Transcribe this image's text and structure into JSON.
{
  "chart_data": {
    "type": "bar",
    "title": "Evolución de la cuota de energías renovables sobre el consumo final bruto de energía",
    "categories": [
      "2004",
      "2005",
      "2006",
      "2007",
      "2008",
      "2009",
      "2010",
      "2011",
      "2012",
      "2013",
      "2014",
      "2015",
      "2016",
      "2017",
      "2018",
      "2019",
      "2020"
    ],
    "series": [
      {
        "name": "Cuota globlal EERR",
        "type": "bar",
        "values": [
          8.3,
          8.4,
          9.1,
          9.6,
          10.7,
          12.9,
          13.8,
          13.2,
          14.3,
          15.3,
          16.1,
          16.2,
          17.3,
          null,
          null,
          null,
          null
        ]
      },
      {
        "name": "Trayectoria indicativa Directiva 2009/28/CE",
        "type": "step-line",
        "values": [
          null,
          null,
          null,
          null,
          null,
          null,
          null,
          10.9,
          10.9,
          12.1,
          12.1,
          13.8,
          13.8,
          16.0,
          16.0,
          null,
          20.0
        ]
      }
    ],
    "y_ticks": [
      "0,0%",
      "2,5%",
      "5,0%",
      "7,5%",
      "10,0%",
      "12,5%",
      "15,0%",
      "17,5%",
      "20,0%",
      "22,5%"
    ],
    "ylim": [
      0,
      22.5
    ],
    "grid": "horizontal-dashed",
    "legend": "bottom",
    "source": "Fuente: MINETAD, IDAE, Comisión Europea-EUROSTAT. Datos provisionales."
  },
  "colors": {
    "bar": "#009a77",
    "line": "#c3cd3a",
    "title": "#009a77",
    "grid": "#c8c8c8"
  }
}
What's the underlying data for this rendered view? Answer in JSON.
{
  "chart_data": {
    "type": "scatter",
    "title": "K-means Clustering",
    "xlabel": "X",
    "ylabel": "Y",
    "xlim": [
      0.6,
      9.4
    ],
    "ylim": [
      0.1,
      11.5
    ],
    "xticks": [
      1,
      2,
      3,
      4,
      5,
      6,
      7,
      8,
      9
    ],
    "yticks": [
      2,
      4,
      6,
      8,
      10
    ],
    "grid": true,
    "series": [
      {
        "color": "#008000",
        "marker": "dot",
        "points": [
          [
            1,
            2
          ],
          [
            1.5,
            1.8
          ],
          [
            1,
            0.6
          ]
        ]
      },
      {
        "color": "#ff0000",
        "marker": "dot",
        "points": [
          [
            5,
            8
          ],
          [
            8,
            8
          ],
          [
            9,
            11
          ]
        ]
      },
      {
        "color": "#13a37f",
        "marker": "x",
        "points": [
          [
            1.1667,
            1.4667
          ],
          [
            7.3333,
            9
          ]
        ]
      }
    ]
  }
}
■ ■ ■ ■ ■
CHALLENGE | All lines from the one that contains "What's the underlying" through the end of the material are to be quoted exactly, with both ends included.

EXERCISE SOLUTION |
What's the underlying data for this rendered view? Answer in JSON.
{
  "chart_data": {
    "type": "scatter",
    "title": "K-means Clustering",
    "xlabel": "X",
    "ylabel": "Y",
    "xlim": [
      0.6,
      9.4
    ],
    "ylim": [
      0.1,
      11.5
    ],
    "xticks": [
      1,
      2,
      3,
      4,
      5,
      6,
      7,
      8,
      9
    ],
    "yticks": [
      2,
      4,
      6,
      8,
      10
    ],
    "grid": true,
    "series": [
      {
        "color": "#008000",
        "marker": "dot",
        "points": [
          [
            1,
            2
          ],
          [
            1.5,
            1.8
          ],
          [
            1,
            0.6
          ]
        ]
      },
      {
        "color": "#ff0000",
        "marker": "dot",
        "points": [
          [
            5,
            8
          ],
          [
            8,
            8
          ],
          [
            9,
            11
          ]
        ]
      },
      {
        "color": "#13a37f",
        "marker": "x",
        "points": [
          [
            1.1667,
            1.4667
          ],
          [
            7.3333,
            9
          ]
        ]
      }
    ]
  }
}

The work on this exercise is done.